=== Given data ===

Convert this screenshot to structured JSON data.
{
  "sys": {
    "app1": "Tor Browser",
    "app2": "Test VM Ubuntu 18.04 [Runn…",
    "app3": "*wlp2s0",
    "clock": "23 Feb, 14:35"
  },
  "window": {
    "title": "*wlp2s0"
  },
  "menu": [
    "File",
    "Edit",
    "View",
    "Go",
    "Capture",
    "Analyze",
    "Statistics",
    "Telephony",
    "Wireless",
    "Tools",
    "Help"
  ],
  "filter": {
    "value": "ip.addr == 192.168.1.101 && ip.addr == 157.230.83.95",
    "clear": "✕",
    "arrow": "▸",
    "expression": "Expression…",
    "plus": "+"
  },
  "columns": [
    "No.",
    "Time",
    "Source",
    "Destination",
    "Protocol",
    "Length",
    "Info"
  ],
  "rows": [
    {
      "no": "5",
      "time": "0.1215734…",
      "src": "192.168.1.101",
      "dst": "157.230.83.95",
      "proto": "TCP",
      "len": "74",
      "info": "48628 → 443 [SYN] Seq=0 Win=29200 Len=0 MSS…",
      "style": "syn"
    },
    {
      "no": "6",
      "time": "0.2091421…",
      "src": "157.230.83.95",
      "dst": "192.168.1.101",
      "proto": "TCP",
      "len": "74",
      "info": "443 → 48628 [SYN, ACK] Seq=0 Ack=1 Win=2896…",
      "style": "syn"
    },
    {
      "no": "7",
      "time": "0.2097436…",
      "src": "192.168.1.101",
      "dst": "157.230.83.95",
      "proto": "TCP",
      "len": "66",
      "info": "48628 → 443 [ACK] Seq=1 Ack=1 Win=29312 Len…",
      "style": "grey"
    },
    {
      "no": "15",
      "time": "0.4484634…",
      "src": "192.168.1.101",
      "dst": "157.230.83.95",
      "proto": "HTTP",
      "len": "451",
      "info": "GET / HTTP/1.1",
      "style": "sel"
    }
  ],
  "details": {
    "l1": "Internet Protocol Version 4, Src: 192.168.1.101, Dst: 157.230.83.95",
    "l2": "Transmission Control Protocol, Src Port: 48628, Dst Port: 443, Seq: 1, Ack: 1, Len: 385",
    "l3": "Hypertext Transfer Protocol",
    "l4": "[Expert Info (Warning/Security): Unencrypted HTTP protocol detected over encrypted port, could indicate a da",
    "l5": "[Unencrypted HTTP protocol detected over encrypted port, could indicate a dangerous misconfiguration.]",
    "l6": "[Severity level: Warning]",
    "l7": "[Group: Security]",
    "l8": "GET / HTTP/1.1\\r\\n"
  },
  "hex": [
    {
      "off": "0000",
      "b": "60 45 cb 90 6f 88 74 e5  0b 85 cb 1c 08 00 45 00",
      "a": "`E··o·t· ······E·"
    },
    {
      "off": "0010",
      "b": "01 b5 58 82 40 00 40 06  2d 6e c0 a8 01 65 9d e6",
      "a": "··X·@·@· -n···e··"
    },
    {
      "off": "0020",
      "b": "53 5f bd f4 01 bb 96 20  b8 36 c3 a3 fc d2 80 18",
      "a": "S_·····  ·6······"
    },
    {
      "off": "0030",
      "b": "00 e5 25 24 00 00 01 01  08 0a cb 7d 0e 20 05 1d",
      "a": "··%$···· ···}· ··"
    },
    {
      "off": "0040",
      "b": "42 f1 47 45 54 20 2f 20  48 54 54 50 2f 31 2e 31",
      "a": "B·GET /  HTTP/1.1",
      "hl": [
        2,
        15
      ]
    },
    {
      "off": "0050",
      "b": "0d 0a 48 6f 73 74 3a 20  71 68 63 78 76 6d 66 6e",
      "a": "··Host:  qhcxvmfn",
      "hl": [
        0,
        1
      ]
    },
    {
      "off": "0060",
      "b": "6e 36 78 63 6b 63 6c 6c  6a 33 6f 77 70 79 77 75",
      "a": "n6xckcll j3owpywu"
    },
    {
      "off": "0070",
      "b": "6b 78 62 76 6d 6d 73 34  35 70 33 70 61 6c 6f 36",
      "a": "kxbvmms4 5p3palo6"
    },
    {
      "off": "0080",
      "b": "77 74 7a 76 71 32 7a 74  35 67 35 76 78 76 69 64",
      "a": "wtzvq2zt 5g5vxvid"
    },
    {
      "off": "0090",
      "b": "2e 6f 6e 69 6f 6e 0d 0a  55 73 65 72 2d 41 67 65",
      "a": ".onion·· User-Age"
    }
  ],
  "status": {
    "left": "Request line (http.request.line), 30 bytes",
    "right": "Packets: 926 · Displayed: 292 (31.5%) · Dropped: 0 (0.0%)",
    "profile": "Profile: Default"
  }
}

===

## Goal
Reproduce each line of the material above precisely.

## Finished exercise
Convert this screenshot to structured JSON data.
{
  "sys": {
    "app1": "Tor Browser",
    "app2": "Test VM Ubuntu 18.04 [Runn…",
    "app3": "*wlp2s0",
    "clock": "23 Feb, 14:35"
  },
  "window": {
    "title": "*wlp2s0"
  },
  "menu": [
    "File",
    "Edit",
    "View",
    "Go",
    "Capture",
    "Analyze",
    "Statistics",
    "Telephony",
    "Wireless",
    "Tools",
    "Help"
  ],
  "filter": {
    "value": "ip.addr == 192.168.1.101 && ip.addr == 157.230.83.95",
    "clear": "✕",
    "arrow": "▸",
    "expression": "Expression…",
    "plus": "+"
  },
  "columns": [
    "No.",
    "Time",
    "Source",
    "Destination",
    "Protocol",
    "Length",
    "Info"
  ],
  "rows": [
    {
      "no": "5",
      "time": "0.1215734…",
      "src": "192.168.1.101",
      "dst": "157.230.83.95",
      "proto": "TCP",
      "len": "74",
      "info": "48628 → 443 [SYN] Seq=0 Win=29200 Len=0 MSS…",
      "style": "syn"
    },
    {
      "no": "6",
      "time": "0.2091421…",
      "src": "157.230.83.95",
      "dst": "192.168.1.101",
      "proto": "TCP",
      "len": "74",
      "info": "443 → 48628 [SYN, ACK] Seq=0 Ack=1 Win=2896…",
      "style": "syn"
    },
    {
      "no": "7",
      "time": "0.2097436…",
      "src": "192.168.1.101",
      "dst": "157.230.83.95",
      "proto": "TCP",
      "len": "66",
      "info": "48628 → 443 [ACK] Seq=1 Ack=1 Win=29312 Len…",
      "style": "grey"
    },
    {
      "no": "15",
      "time": "0.4484634…",
      "src": "192.168.1.101",
      "dst": "157.230.83.95",
      "proto": "HTTP",
      "len": "451",
      "info": "GET / HTTP/1.1",
      "style": "sel"
    }
  ],
  "details": {
    "l1": "Internet Protocol Version 4, Src: 192.168.1.101, Dst: 157.230.83.95",
    "l2": "Transmission Control Protocol, Src Port: 48628, Dst Port: 443, Seq: 1, Ack: 1, Len: 385",
    "l3": "Hypertext Transfer Protocol",
    "l4": "[Expert Info (Warning/Security): Unencrypted HTTP protocol detected over encrypted port, could indicate a da",
    "l5": "[Unencrypted HTTP protocol detected over encrypted port, could indicate a dangerous misconfiguration.]",
    "l6": "[Severity level: Warning]",
    "l7": "[Group: Security]",
    "l8": "GET / HTTP/1.1\\r\\n"
  },
  "hex": [
    {
      "off": "0000",
      "b": "60 45 cb 90 6f 88 74 e5  0b 85 cb 1c 08 00 45 00",
      "a": "`E··o·t· ······E·"
    },
    {
      "off": "0010",
      "b": "01 b5 58 82 40 00 40 06  2d 6e c0 a8 01 65 9d e6",
      "a": "··X·@·@· -n···e··"
    },
    {
      "off": "0020",
      "b": "53 5f bd f4 01 bb 96 20  b8 36 c3 a3 fc d2 80 18",
      "a": "S_·····  ·6······"
    },
    {
      "off": "0030",
      "b": "00 e5 25 24 00 00 01 01  08 0a cb 7d 0e 20 05 1d",
      "a": "··%$···· ···}· ··"
    },
    {
      "off": "0040",
      "b": "42 f1 47 45 54 20 2f 20  48 54 54 50 2f 31 2e 31",
      "a": "B·GET /  HTTP/1.1",
      "hl": [
        2,
        15
      ]
    },
    {
      "off": "0050",
      "b": "0d 0a 48 6f 73 74 3a 20  71 68 63 78 76 6d 66 6e",
      "a": "··Host:  qhcxvmfn",
      "hl": [
        0,
        1
      ]
    },
    {
      "off": "0060",
      "b": "6e 36 78 63 6b 63 6c 6c  6a 33 6f 77 70 79 77 75",
      "a": "n6xckcll j3owpywu"
    },
    {
      "off": "0070",
      "b": "6b 78 62 76 6d 6d 73 34  35 70 33 70 61 6c 6f 36",
      "a": "kxbvmms4 5p3palo6"
    },
    {
      "off": "0080",
      "b": "77 74 7a 76 71 32 7a 74  35 67 35 76 78 76 69 64",
      "a": "wtzvq2zt 5g5vxvid"
    },
    {
      "off": "0090",
      "b": "2e 6f 6e 69 6f 6e 0d 0a  55 73 65 72 2d 41 67 65",
      "a": ".onion·· User-Age"
    }
  ],
  "status": {
    "left": "Request line (http.request.line), 30 bytes",
    "right": "Packets: 926 · Displayed: 292 (31.5%) · Dropped: 0 (0.0%)",
    "profile": "Profile: Default"
  }
}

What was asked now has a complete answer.